- DATA TO PROCESS -

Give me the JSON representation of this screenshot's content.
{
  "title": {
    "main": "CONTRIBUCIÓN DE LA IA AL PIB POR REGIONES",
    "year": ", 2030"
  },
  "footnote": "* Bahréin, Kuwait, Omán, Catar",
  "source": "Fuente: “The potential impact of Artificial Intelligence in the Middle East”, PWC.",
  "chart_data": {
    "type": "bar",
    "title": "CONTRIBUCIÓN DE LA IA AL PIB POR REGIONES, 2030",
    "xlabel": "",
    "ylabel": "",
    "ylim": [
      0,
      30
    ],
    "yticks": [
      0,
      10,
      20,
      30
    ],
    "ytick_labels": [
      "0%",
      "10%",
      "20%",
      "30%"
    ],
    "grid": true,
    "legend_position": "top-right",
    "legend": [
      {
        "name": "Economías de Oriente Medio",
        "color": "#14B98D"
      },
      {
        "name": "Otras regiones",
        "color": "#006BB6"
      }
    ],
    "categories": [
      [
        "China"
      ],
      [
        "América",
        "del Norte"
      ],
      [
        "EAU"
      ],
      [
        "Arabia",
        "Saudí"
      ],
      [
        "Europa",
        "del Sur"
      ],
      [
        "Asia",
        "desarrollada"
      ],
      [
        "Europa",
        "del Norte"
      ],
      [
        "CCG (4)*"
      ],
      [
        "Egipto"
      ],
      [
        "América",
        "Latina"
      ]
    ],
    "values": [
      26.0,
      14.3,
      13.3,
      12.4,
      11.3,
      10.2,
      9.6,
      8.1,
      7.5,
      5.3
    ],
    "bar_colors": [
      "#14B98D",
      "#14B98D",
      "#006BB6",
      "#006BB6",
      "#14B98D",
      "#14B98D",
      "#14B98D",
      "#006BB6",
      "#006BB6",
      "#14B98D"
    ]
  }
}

- WHAT THE TASK REQUIRES -
Return all lines with the word "name" in them.

- EXERCISE RESPONSE -
        "name": "Economías de Oriente Medio",
        "name": "Otras regiones",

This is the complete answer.